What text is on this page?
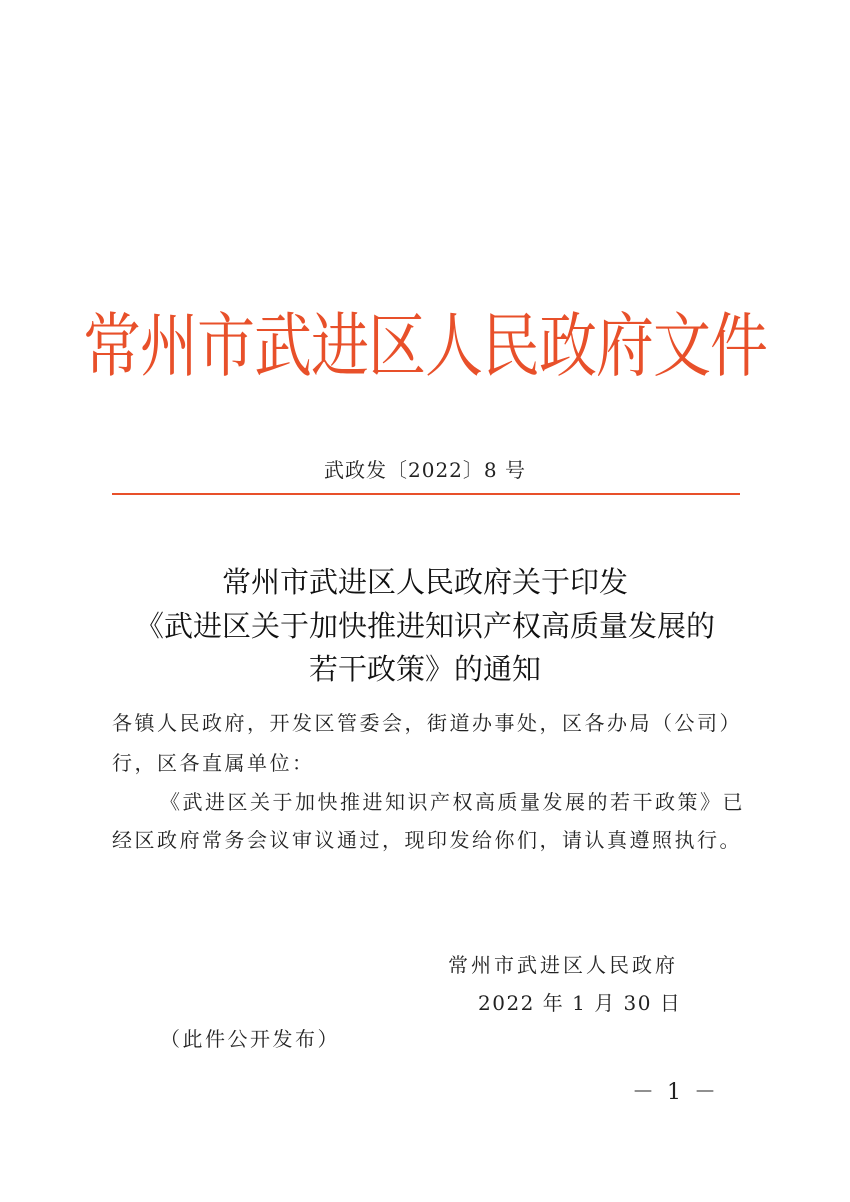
常州市武进区人民政府文件
武政发〔2022〕8 号
常州市武进区人民政府关于印发
《武进区关于加快推进知识产权高质量发展的
若干政策》的通知
各镇人民政府，开发区管委会，街道办事处，区各办局（公司）
行，区各直属单位：
《武进区关于加快推进知识产权高质量发展的若干政策》已
经区政府常务会议审议通过，现印发给你们，请认真遵照执行。
常州市武进区人民政府
2022 年 1 月 30 日
（此件公开发布）
－ 1 －
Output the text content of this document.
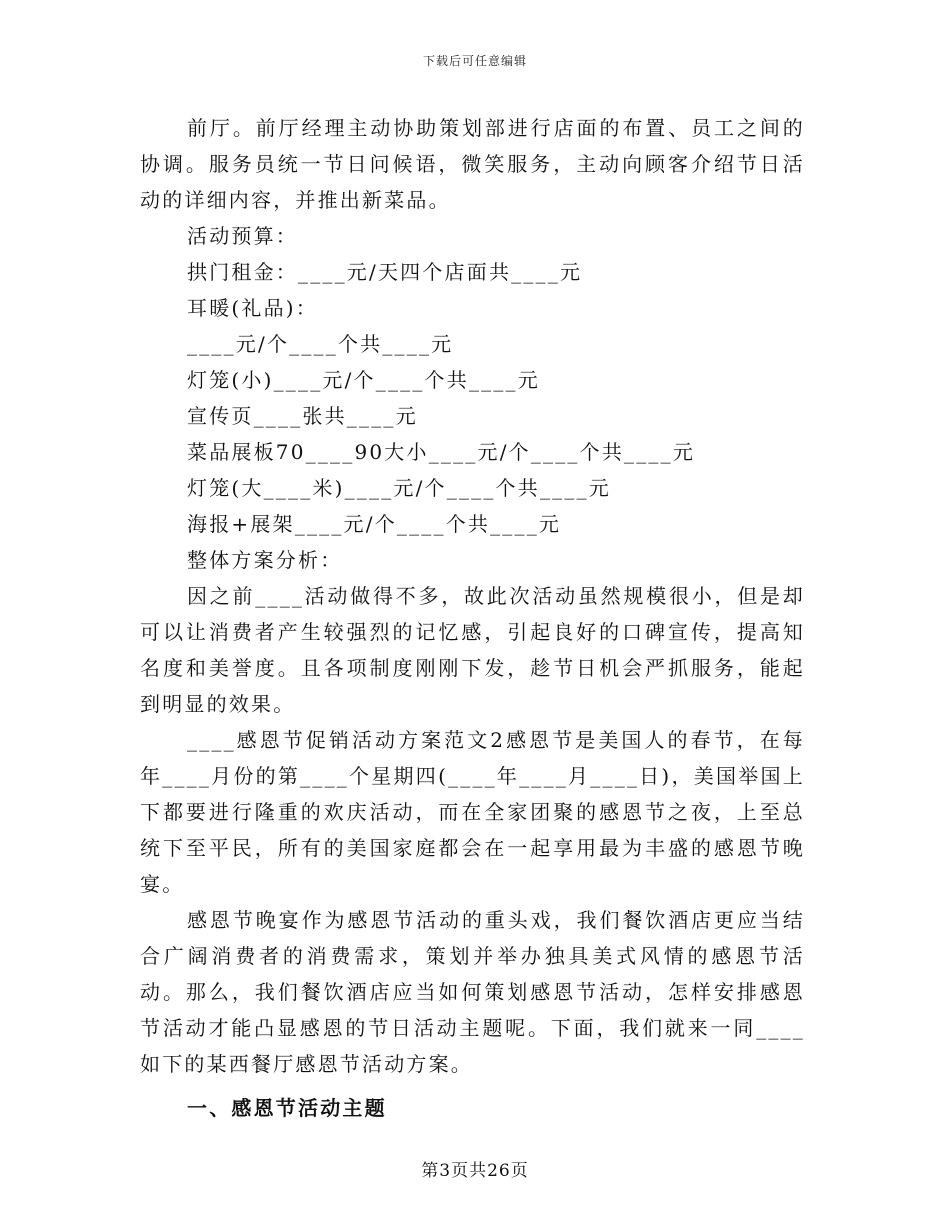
下载后可任意编辑

前厅。前厅经理主动协助策划部进行店面的布置、员工之间的协调。服务员统一节日问候语，微笑服务，主动向顾客介绍节日活动的详细内容，并推出新菜品。

活动预算：

拱门租金：____元/天四个店面共____元

耳暖(礼品)：

____元/个____个共____元

灯笼(小)____元/个____个共____元

宣传页____张共____元

菜品展板70____90大小____元/个____个共____元

灯笼(大____米)____元/个____个共____元

海报+展架____元/个____个共____元

整体方案分析：

因之前____活动做得不多，故此次活动虽然规模很小，但是却可以让消费者产生较强烈的记忆感，引起良好的口碑宣传，提高知名度和美誉度。且各项制度刚刚下发，趁节日机会严抓服务，能起到明显的效果。

____感恩节促销活动方案范文2感恩节是美国人的春节，在每年____月份的第____个星期四(____年____月____日)，美国举国上下都要进行隆重的欢庆活动，而在全家团聚的感恩节之夜，上至总统下至平民，所有的美国家庭都会在一起享用最为丰盛的感恩节晚宴。

感恩节晚宴作为感恩节活动的重头戏，我们餐饮酒店更应当结合广阔消费者的消费需求，策划并举办独具美式风情的感恩节活动。那么，我们餐饮酒店应当如何策划感恩节活动，怎样安排感恩节活动才能凸显感恩的节日活动主题呢。下面，我们就来一同____如下的某西餐厅感恩节活动方案。

一、感恩节活动主题

第3页共26页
#####
#### Set task:
Give an exact copy of the material, leaving out every picture.

#### Answer to the problem:
What text is on this page?
常州市武进区人民政府文件
武政发〔2022〕8 号
常州市武进区人民政府关于印发
《武进区关于加快推进知识产权高质量发展的
若干政策》的通知
各镇人民政府，开发区管委会，街道办事处，区各办局（公司）
行，区各直属单位：
《武进区关于加快推进知识产权高质量发展的若干政策》已
经区政府常务会议审议通过，现印发给你们，请认真遵照执行。
常州市武进区人民政府
2022 年 1 月 30 日
（此件公开发布）
－ 1 －
Output the text content of this document.
下载后可任意编辑

前厅。前厅经理主动协助策划部进行店面的布置、员工之间的协调。服务员统一节日问候语，微笑服务，主动向顾客介绍节日活动的详细内容，并推出新菜品。

活动预算：

拱门租金：____元/天四个店面共____元

耳暖(礼品)：

____元/个____个共____元

灯笼(小)____元/个____个共____元

宣传页____张共____元

菜品展板70____90大小____元/个____个共____元

灯笼(大____米)____元/个____个共____元

海报+展架____元/个____个共____元

整体方案分析：

因之前____活动做得不多，故此次活动虽然规模很小，但是却可以让消费者产生较强烈的记忆感，引起良好的口碑宣传，提高知名度和美誉度。且各项制度刚刚下发，趁节日机会严抓服务，能起到明显的效果。

____感恩节促销活动方案范文2感恩节是美国人的春节，在每年____月份的第____个星期四(____年____月____日)，美国举国上下都要进行隆重的欢庆活动，而在全家团聚的感恩节之夜，上至总统下至平民，所有的美国家庭都会在一起享用最为丰盛的感恩节晚宴。

感恩节晚宴作为感恩节活动的重头戏，我们餐饮酒店更应当结合广阔消费者的消费需求，策划并举办独具美式风情的感恩节活动。那么，我们餐饮酒店应当如何策划感恩节活动，怎样安排感恩节活动才能凸显感恩的节日活动主题呢。下面，我们就来一同____如下的某西餐厅感恩节活动方案。

一、感恩节活动主题

第3页共26页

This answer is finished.